Requirements: Copy out all the data, word for word.

Entries provided:
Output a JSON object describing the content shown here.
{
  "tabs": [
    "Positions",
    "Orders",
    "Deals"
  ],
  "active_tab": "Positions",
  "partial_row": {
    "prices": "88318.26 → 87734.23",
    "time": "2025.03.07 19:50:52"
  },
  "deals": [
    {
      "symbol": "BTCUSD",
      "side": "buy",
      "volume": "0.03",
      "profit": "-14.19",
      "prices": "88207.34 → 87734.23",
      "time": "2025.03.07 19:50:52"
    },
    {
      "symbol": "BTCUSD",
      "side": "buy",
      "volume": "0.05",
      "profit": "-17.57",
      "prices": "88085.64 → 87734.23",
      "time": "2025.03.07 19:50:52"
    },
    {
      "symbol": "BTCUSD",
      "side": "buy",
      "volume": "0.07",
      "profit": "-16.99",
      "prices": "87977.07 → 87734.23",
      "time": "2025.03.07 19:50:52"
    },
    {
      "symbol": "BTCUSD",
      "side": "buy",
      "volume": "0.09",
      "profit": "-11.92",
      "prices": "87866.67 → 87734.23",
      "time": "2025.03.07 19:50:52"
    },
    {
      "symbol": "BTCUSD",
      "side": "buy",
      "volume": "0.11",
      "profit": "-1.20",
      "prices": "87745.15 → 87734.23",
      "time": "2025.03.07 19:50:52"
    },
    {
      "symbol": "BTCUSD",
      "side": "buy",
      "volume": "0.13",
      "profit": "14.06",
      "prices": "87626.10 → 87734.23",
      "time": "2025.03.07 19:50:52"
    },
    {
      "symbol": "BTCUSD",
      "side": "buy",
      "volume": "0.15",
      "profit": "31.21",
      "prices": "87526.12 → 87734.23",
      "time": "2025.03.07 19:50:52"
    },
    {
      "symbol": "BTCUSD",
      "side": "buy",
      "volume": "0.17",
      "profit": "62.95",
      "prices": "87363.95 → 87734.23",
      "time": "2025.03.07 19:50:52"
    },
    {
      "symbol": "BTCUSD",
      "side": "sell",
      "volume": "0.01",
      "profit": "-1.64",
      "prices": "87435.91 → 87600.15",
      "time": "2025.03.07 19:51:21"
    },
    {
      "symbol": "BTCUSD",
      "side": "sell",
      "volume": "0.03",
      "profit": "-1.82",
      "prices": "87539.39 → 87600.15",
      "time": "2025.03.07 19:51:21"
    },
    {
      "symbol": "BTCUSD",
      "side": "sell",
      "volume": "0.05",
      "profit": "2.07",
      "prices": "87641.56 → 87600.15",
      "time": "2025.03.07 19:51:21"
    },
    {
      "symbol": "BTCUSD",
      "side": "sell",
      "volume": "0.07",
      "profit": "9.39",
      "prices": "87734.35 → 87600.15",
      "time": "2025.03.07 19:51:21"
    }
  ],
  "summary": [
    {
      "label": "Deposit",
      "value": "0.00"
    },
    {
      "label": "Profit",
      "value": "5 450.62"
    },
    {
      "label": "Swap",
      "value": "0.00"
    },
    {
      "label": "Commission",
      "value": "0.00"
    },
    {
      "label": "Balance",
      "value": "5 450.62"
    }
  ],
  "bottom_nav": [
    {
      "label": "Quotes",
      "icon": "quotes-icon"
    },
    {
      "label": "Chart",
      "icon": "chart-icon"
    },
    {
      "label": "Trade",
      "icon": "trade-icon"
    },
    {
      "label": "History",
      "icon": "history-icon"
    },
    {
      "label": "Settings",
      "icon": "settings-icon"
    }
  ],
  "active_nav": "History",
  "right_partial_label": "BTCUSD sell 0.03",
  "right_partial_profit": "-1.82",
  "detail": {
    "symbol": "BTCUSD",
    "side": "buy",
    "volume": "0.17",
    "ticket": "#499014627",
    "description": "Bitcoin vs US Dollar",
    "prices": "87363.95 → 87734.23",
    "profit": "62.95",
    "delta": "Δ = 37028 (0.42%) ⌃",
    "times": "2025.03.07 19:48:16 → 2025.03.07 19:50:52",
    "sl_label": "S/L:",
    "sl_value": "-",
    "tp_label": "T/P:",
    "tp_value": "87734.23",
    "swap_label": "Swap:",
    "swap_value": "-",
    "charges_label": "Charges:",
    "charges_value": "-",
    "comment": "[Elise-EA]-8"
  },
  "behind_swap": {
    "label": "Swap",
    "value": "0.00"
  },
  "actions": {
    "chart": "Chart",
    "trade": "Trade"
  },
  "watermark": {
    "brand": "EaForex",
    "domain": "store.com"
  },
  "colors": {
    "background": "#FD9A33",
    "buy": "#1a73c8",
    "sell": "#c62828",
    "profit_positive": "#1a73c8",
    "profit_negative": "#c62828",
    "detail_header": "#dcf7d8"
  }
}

Response for this exercise:
Output a JSON object describing the content shown here.
{
  "tabs": [
    "Positions",
    "Orders",
    "Deals"
  ],
  "active_tab": "Positions",
  "partial_row": {
    "prices": "88318.26 → 87734.23",
    "time": "2025.03.07 19:50:52"
  },
  "deals": [
    {
      "symbol": "BTCUSD",
      "side": "buy",
      "volume": "0.03",
      "profit": "-14.19",
      "prices": "88207.34 → 87734.23",
      "time": "2025.03.07 19:50:52"
    },
    {
      "symbol": "BTCUSD",
      "side": "buy",
      "volume": "0.05",
      "profit": "-17.57",
      "prices": "88085.64 → 87734.23",
      "time": "2025.03.07 19:50:52"
    },
    {
      "symbol": "BTCUSD",
      "side": "buy",
      "volume": "0.07",
      "profit": "-16.99",
      "prices": "87977.07 → 87734.23",
      "time": "2025.03.07 19:50:52"
    },
    {
      "symbol": "BTCUSD",
      "side": "buy",
      "volume": "0.09",
      "profit": "-11.92",
      "prices": "87866.67 → 87734.23",
      "time": "2025.03.07 19:50:52"
    },
    {
      "symbol": "BTCUSD",
      "side": "buy",
      "volume": "0.11",
      "profit": "-1.20",
      "prices": "87745.15 → 87734.23",
      "time": "2025.03.07 19:50:52"
    },
    {
      "symbol": "BTCUSD",
      "side": "buy",
      "volume": "0.13",
      "profit": "14.06",
      "prices": "87626.10 → 87734.23",
      "time": "2025.03.07 19:50:52"
    },
    {
      "symbol": "BTCUSD",
      "side": "buy",
      "volume": "0.15",
      "profit": "31.21",
      "prices": "87526.12 → 87734.23",
      "time": "2025.03.07 19:50:52"
    },
    {
      "symbol": "BTCUSD",
      "side": "buy",
      "volume": "0.17",
      "profit": "62.95",
      "prices": "87363.95 → 87734.23",
      "time": "2025.03.07 19:50:52"
    },
    {
      "symbol": "BTCUSD",
      "side": "sell",
      "volume": "0.01",
      "profit": "-1.64",
      "prices": "87435.91 → 87600.15",
      "time": "2025.03.07 19:51:21"
    },
    {
      "symbol": "BTCUSD",
      "side": "sell",
      "volume": "0.03",
      "profit": "-1.82",
      "prices": "87539.39 → 87600.15",
      "time": "2025.03.07 19:51:21"
    },
    {
      "symbol": "BTCUSD",
      "side": "sell",
      "volume": "0.05",
      "profit": "2.07",
      "prices": "87641.56 → 87600.15",
      "time": "2025.03.07 19:51:21"
    },
    {
      "symbol": "BTCUSD",
      "side": "sell",
      "volume": "0.07",
      "profit": "9.39",
      "prices": "87734.35 → 87600.15",
      "time": "2025.03.07 19:51:21"
    }
  ],
  "summary": [
    {
      "label": "Deposit",
      "value": "0.00"
    },
    {
      "label": "Profit",
      "value": "5 450.62"
    },
    {
      "label": "Swap",
      "value": "0.00"
    },
    {
      "label": "Commission",
      "value": "0.00"
    },
    {
      "label": "Balance",
      "value": "5 450.62"
    }
  ],
  "bottom_nav": [
    {
      "label": "Quotes",
      "icon": "quotes-icon"
    },
    {
      "label": "Chart",
      "icon": "chart-icon"
    },
    {
      "label": "Trade",
      "icon": "trade-icon"
    },
    {
      "label": "History",
      "icon": "history-icon"
    },
    {
      "label": "Settings",
      "icon": "settings-icon"
    }
  ],
  "active_nav": "History",
  "right_partial_label": "BTCUSD sell 0.03",
  "right_partial_profit": "-1.82",
  "detail": {
    "symbol": "BTCUSD",
    "side": "buy",
    "volume": "0.17",
    "ticket": "#499014627",
    "description": "Bitcoin vs US Dollar",
    "prices": "87363.95 → 87734.23",
    "profit": "62.95",
    "delta": "Δ = 37028 (0.42%) ⌃",
    "times": "2025.03.07 19:48:16 → 2025.03.07 19:50:52",
    "sl_label": "S/L:",
    "sl_value": "-",
    "tp_label": "T/P:",
    "tp_value": "87734.23",
    "swap_label": "Swap:",
    "swap_value": "-",
    "charges_label": "Charges:",
    "charges_value": "-",
    "comment": "[Elise-EA]-8"
  },
  "behind_swap": {
    "label": "Swap",
    "value": "0.00"
  },
  "actions": {
    "chart": "Chart",
    "trade": "Trade"
  },
  "watermark": {
    "brand": "EaForex",
    "domain": "store.com"
  },
  "colors": {
    "background": "#FD9A33",
    "buy": "#1a73c8",
    "sell": "#c62828",
    "profit_positive": "#1a73c8",
    "profit_negative": "#c62828",
    "detail_header": "#dcf7d8"
  }
}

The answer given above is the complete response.